Entries supplied:
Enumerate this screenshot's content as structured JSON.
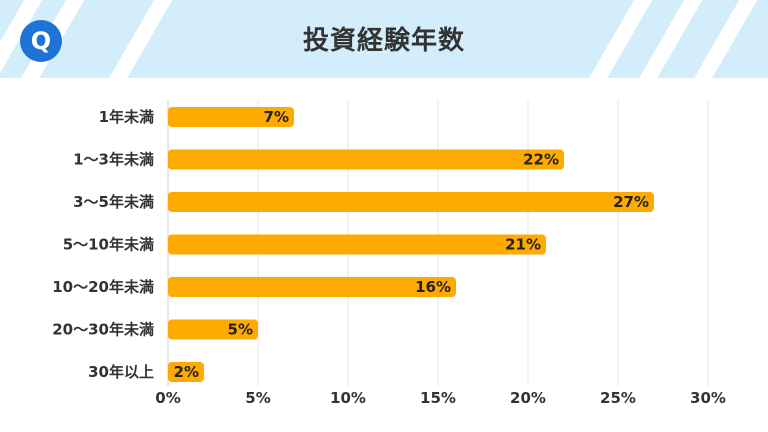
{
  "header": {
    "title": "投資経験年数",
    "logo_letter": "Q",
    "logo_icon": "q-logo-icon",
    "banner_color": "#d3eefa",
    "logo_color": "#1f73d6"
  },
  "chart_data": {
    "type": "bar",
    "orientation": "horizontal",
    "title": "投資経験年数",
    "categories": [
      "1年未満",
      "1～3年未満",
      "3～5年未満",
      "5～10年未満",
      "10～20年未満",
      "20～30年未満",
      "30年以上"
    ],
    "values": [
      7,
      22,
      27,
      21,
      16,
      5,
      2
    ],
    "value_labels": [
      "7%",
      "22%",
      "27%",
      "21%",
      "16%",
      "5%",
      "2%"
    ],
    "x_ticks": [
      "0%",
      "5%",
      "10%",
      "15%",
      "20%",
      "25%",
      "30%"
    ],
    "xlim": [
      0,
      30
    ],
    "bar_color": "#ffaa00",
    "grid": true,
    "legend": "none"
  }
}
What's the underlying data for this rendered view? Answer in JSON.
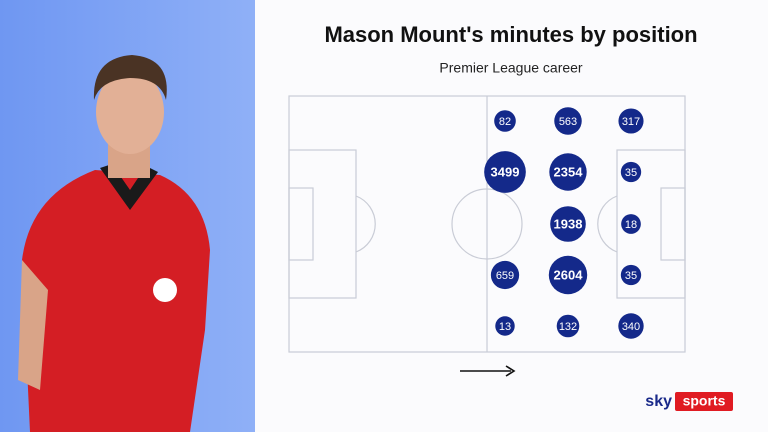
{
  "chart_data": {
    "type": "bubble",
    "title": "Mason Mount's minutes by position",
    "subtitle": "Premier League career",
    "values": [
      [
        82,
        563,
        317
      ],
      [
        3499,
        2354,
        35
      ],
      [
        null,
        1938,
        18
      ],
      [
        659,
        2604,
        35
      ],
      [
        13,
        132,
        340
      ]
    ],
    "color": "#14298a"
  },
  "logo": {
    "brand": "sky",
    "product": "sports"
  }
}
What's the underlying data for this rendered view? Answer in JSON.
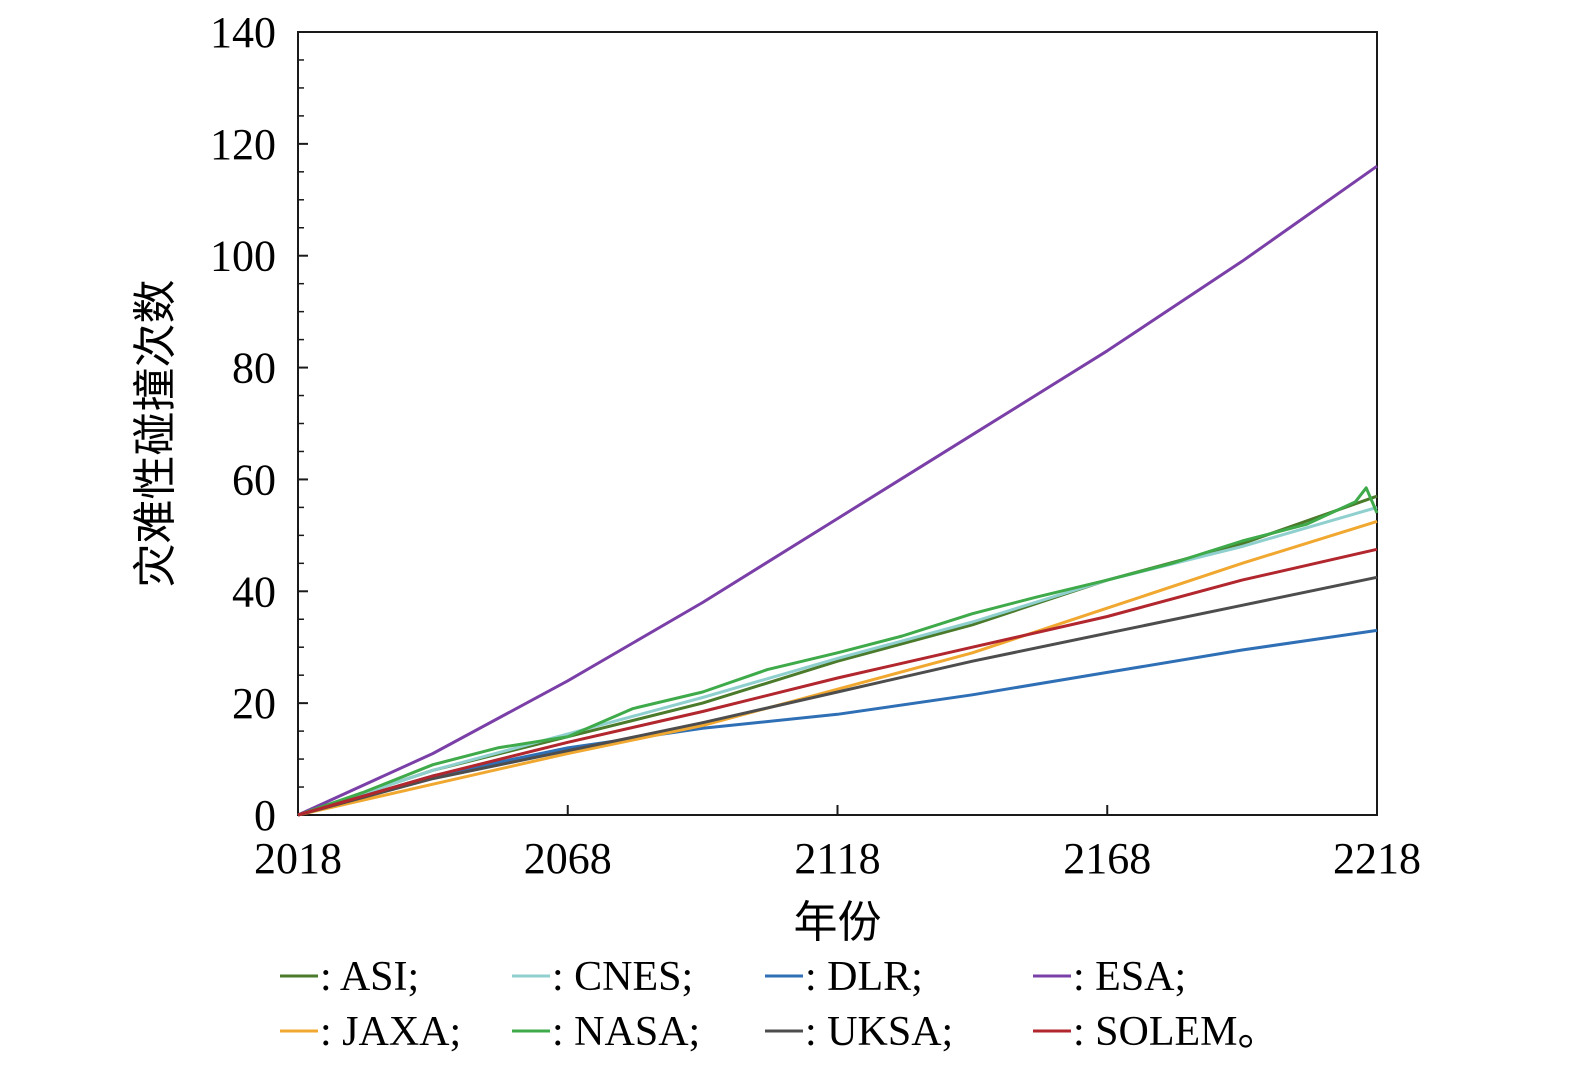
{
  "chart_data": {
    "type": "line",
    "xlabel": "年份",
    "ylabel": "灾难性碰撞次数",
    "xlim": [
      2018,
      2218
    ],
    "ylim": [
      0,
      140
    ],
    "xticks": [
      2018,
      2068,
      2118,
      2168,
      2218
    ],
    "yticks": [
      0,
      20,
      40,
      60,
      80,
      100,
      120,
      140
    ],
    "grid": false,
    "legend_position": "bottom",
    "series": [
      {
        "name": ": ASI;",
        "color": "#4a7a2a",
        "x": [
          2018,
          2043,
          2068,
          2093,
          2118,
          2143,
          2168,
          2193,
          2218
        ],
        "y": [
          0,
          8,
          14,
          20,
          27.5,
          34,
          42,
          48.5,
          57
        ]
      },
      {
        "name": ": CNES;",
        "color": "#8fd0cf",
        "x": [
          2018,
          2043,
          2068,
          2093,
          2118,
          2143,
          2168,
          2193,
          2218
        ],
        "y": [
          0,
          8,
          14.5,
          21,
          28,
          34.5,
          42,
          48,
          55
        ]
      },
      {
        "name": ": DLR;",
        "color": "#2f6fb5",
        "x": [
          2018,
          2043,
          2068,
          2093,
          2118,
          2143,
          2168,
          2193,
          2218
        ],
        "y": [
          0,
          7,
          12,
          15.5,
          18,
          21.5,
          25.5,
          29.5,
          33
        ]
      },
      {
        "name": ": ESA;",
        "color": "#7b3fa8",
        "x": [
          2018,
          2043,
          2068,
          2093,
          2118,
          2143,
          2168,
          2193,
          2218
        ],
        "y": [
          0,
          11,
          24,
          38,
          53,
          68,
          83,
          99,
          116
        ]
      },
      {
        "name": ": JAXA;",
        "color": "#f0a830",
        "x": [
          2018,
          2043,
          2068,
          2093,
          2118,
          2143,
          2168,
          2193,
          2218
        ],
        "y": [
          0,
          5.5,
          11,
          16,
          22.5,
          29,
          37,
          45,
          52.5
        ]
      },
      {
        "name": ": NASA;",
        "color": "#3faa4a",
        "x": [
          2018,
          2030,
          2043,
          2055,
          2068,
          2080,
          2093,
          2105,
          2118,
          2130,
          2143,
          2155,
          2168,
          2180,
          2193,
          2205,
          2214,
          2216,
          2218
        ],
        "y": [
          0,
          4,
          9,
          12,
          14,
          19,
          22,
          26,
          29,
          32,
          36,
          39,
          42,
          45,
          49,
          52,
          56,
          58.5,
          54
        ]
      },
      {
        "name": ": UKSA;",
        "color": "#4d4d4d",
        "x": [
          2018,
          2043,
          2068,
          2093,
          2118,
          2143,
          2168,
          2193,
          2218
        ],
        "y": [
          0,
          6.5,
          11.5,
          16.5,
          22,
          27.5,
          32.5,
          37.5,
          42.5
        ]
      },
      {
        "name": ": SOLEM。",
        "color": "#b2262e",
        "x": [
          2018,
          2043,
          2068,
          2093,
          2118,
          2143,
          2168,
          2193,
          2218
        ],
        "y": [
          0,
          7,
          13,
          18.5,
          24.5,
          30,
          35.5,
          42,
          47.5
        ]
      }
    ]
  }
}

Goal: Pictures are not part of the copy; reproduce everything else in the records exactly.

Full response:
Enumerate this screenshot's content as structured JSON.
{
  "header": {
    "title": "投資経験年数",
    "logo_letter": "Q",
    "logo_icon": "q-logo-icon",
    "banner_color": "#d3eefa",
    "logo_color": "#1f73d6"
  },
  "chart_data": {
    "type": "bar",
    "orientation": "horizontal",
    "title": "投資経験年数",
    "categories": [
      "1年未満",
      "1～3年未満",
      "3～5年未満",
      "5～10年未満",
      "10～20年未満",
      "20～30年未満",
      "30年以上"
    ],
    "values": [
      7,
      22,
      27,
      21,
      16,
      5,
      2
    ],
    "value_labels": [
      "7%",
      "22%",
      "27%",
      "21%",
      "16%",
      "5%",
      "2%"
    ],
    "x_ticks": [
      "0%",
      "5%",
      "10%",
      "15%",
      "20%",
      "25%",
      "30%"
    ],
    "xlim": [
      0,
      30
    ],
    "bar_color": "#ffaa00",
    "grid": true,
    "legend": "none"
  }
}
What's the underlying data for this rendered view? Answer in JSON.
{
  "chart_data": {
    "type": "bubble",
    "title": "Mason Mount's minutes by position",
    "subtitle": "Premier League career",
    "values": [
      [
        82,
        563,
        317
      ],
      [
        3499,
        2354,
        35
      ],
      [
        null,
        1938,
        18
      ],
      [
        659,
        2604,
        35
      ],
      [
        13,
        132,
        340
      ]
    ],
    "color": "#14298a"
  },
  "logo": {
    "brand": "sky",
    "product": "sports"
  }
}
What's the underlying data for this rendered view? Answer in JSON.
{
  "chart_data": {
    "type": "line",
    "xlabel": "年份",
    "ylabel": "灾难性碰撞次数",
    "xlim": [
      2018,
      2218
    ],
    "ylim": [
      0,
      140
    ],
    "xticks": [
      2018,
      2068,
      2118,
      2168,
      2218
    ],
    "yticks": [
      0,
      20,
      40,
      60,
      80,
      100,
      120,
      140
    ],
    "grid": false,
    "legend_position": "bottom",
    "series": [
      {
        "name": ": ASI;",
        "color": "#4a7a2a",
        "x": [
          2018,
          2043,
          2068,
          2093,
          2118,
          2143,
          2168,
          2193,
          2218
        ],
        "y": [
          0,
          8,
          14,
          20,
          27.5,
          34,
          42,
          48.5,
          57
        ]
      },
      {
        "name": ": CNES;",
        "color": "#8fd0cf",
        "x": [
          2018,
          2043,
          2068,
          2093,
          2118,
          2143,
          2168,
          2193,
          2218
        ],
        "y": [
          0,
          8,
          14.5,
          21,
          28,
          34.5,
          42,
          48,
          55
        ]
      },
      {
        "name": ": DLR;",
        "color": "#2f6fb5",
        "x": [
          2018,
          2043,
          2068,
          2093,
          2118,
          2143,
          2168,
          2193,
          2218
        ],
        "y": [
          0,
          7,
          12,
          15.5,
          18,
          21.5,
          25.5,
          29.5,
          33
        ]
      },
      {
        "name": ": ESA;",
        "color": "#7b3fa8",
        "x": [
          2018,
          2043,
          2068,
          2093,
          2118,
          2143,
          2168,
          2193,
          2218
        ],
        "y": [
          0,
          11,
          24,
          38,
          53,
          68,
          83,
          99,
          116
        ]
      },
      {
        "name": ": JAXA;",
        "color": "#f0a830",
        "x": [
          2018,
          2043,
          2068,
          2093,
          2118,
          2143,
          2168,
          2193,
          2218
        ],
        "y": [
          0,
          5.5,
          11,
          16,
          22.5,
          29,
          37,
          45,
          52.5
        ]
      },
      {
        "name": ": NASA;",
        "color": "#3faa4a",
        "x": [
          2018,
          2030,
          2043,
          2055,
          2068,
          2080,
          2093,
          2105,
          2118,
          2130,
          2143,
          2155,
          2168,
          2180,
          2193,
          2205,
          2214,
          2216,
          2218
        ],
        "y": [
          0,
          4,
          9,
          12,
          14,
          19,
          22,
          26,
          29,
          32,
          36,
          39,
          42,
          45,
          49,
          52,
          56,
          58.5,
          54
        ]
      },
      {
        "name": ": UKSA;",
        "color": "#4d4d4d",
        "x": [
          2018,
          2043,
          2068,
          2093,
          2118,
          2143,
          2168,
          2193,
          2218
        ],
        "y": [
          0,
          6.5,
          11.5,
          16.5,
          22,
          27.5,
          32.5,
          37.5,
          42.5
        ]
      },
      {
        "name": ": SOLEM。",
        "color": "#b2262e",
        "x": [
          2018,
          2043,
          2068,
          2093,
          2118,
          2143,
          2168,
          2193,
          2218
        ],
        "y": [
          0,
          7,
          13,
          18.5,
          24.5,
          30,
          35.5,
          42,
          47.5
        ]
      }
    ]
  }
}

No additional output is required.